#### Provided data ####
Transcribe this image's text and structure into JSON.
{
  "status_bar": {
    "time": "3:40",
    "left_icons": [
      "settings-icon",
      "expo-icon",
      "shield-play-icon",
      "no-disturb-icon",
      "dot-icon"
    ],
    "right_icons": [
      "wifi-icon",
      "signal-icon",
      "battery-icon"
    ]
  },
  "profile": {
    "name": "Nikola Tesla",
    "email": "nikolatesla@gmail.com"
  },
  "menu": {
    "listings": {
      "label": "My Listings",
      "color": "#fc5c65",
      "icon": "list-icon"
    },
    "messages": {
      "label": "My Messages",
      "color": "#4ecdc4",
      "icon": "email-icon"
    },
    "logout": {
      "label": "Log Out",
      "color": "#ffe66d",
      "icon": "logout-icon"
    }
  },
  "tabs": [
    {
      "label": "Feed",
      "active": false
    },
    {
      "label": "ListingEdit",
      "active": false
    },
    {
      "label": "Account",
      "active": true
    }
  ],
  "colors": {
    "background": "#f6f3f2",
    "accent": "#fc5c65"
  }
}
####
#### Provided data ####
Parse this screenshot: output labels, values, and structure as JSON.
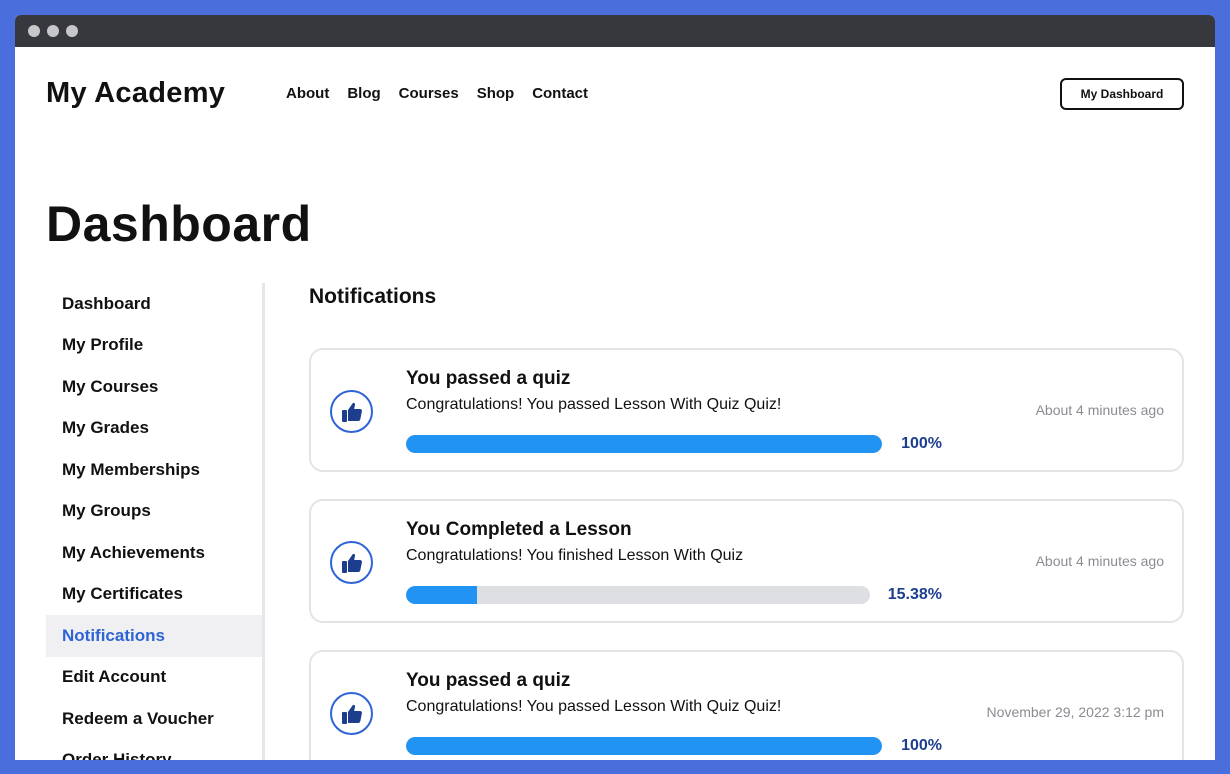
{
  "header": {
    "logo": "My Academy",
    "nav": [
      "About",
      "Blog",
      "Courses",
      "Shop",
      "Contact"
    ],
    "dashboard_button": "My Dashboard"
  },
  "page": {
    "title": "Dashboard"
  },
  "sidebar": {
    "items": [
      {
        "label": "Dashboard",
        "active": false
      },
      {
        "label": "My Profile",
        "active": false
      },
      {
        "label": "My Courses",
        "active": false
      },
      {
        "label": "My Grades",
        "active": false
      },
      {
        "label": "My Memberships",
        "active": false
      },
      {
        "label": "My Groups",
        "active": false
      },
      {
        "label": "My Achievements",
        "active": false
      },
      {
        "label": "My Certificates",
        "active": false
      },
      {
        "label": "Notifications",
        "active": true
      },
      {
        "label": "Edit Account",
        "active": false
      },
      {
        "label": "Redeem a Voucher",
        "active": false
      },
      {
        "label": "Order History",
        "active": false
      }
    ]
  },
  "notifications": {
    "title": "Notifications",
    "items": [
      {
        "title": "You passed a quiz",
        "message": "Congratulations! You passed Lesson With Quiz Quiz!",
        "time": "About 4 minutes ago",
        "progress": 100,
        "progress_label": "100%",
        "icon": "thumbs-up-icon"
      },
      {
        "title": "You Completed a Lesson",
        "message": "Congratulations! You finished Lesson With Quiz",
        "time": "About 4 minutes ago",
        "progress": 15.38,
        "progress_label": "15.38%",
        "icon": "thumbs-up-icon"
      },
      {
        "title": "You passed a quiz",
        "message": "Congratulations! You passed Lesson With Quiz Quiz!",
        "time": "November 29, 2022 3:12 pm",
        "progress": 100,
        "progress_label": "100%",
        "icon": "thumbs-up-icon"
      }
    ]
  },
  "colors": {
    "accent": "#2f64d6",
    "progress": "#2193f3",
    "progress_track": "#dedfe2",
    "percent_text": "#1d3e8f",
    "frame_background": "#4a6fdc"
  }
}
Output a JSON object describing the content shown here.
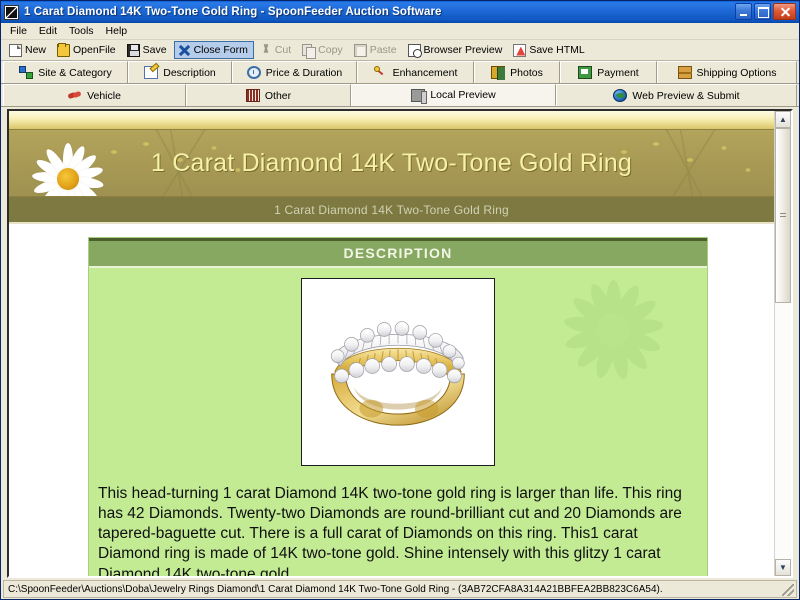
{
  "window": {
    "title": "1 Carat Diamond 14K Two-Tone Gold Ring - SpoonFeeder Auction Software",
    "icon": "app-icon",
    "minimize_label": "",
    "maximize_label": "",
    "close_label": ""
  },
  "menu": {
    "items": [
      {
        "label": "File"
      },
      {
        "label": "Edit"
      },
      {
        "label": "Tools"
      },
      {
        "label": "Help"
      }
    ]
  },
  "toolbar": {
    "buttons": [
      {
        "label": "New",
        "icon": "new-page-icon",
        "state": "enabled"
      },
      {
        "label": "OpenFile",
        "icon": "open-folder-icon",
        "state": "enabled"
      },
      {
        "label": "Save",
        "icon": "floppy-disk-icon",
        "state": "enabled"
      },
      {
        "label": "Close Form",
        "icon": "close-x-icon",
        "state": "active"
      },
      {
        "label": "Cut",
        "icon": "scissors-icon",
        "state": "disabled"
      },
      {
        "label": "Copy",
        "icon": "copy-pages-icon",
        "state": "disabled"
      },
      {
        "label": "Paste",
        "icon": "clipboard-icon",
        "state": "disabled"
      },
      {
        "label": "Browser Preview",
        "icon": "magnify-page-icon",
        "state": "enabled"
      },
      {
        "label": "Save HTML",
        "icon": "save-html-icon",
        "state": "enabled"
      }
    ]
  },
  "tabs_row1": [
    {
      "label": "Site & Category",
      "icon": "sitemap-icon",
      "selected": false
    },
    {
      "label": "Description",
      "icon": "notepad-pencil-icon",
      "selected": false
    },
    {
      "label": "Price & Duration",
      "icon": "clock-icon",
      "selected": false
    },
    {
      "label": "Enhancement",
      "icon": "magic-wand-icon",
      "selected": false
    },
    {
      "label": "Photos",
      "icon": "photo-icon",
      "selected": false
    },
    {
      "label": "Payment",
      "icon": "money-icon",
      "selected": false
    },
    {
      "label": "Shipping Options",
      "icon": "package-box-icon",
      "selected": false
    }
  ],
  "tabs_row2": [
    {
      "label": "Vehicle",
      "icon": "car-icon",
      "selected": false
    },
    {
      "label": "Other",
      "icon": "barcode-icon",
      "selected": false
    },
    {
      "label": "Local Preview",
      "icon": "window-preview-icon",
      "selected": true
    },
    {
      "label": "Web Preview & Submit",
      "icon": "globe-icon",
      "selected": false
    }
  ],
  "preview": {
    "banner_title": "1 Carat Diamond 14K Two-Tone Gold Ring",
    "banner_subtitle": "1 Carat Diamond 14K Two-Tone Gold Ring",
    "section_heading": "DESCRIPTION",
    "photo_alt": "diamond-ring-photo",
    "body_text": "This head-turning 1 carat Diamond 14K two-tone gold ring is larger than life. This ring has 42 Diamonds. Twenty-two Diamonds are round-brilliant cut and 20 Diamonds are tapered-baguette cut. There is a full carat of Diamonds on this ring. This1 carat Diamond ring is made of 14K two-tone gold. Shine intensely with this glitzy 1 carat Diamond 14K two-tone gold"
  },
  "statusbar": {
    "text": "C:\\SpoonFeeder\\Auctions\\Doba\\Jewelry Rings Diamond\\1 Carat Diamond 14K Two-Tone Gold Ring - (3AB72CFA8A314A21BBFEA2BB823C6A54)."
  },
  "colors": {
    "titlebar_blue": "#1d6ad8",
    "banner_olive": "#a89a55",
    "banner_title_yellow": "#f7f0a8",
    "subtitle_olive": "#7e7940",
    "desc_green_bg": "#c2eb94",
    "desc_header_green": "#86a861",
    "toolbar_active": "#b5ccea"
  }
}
####
#### Provided data ####
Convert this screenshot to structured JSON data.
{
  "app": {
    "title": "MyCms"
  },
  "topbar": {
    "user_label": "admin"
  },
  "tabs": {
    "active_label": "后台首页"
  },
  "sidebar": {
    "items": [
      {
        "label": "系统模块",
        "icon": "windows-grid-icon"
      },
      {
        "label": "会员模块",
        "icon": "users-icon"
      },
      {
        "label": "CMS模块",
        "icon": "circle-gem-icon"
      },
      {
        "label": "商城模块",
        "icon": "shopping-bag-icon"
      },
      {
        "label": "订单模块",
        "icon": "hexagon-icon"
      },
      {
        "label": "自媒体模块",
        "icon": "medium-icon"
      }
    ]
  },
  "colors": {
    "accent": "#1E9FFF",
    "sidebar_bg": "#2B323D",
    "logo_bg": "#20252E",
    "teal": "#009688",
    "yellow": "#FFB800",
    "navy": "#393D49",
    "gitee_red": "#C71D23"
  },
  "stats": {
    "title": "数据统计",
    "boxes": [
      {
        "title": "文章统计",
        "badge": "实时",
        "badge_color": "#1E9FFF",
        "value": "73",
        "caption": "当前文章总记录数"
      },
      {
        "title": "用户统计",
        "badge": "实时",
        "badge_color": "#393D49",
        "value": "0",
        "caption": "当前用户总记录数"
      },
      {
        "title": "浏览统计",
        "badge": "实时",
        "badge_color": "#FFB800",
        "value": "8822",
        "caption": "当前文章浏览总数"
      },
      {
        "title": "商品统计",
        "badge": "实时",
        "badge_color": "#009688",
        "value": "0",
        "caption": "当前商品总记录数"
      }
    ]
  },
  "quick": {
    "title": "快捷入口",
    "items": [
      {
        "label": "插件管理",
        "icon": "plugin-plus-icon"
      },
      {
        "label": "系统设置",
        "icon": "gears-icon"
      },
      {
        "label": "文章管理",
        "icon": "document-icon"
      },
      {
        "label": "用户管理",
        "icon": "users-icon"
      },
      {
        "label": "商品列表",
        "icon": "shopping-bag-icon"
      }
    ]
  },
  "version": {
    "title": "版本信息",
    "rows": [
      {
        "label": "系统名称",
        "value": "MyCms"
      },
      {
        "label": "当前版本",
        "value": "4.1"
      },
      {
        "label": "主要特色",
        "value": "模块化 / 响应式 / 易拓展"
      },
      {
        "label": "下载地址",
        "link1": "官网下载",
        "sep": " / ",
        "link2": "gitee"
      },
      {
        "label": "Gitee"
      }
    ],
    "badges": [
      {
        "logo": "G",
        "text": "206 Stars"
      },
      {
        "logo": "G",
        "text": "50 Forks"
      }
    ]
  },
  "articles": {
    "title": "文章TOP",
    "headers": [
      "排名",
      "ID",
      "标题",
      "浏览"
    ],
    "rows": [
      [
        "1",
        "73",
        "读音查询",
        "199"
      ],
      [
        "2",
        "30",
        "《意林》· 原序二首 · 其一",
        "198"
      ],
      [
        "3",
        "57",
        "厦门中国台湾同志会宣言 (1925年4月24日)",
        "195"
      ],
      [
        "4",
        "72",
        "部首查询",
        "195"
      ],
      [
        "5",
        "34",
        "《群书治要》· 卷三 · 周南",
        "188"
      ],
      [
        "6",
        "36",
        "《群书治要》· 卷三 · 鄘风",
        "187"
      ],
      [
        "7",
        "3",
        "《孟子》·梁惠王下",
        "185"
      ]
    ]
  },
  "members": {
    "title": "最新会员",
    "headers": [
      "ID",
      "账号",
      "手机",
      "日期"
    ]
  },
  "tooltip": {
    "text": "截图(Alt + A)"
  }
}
####
## Prompt
Show the lines of the records that include the string "screenshot".

## The completed task
Parse this screenshot: output labels, values, and structure as JSON.
Convert this screenshot to structured JSON data.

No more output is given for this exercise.